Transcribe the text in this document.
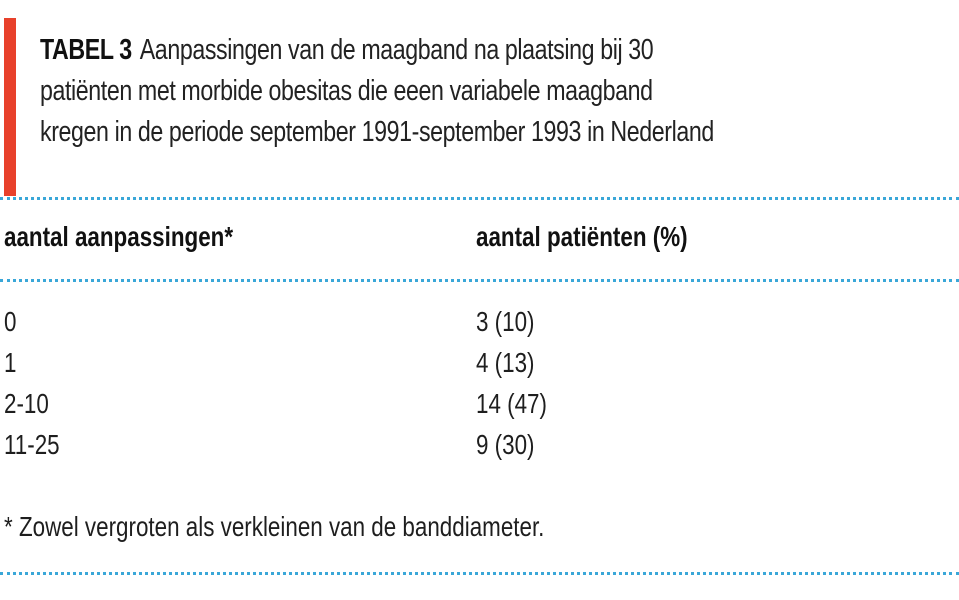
TABEL 3 Aanpassingen van de maagband na plaatsing bij 30
patiënten met morbide obesitas die eeen variabele maagband
kregen in de periode september 1991-september 1993 in Nederland
aantal aanpassingen*	aantal patiënten (%)
0	3 (10)
1	4 (13)
2-10	14 (47)
11-25	9 (30)
* Zowel vergroten als verkleinen van de banddiameter.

┄┄┄┄┄┄┄┄┄┄

The exercise
Scan the data above and copy every line with "patiënten" in it.

Response
patiënten met morbide obesitas die eeen variabele maagband
aantal aanpassingen*	aantal patiënten (%)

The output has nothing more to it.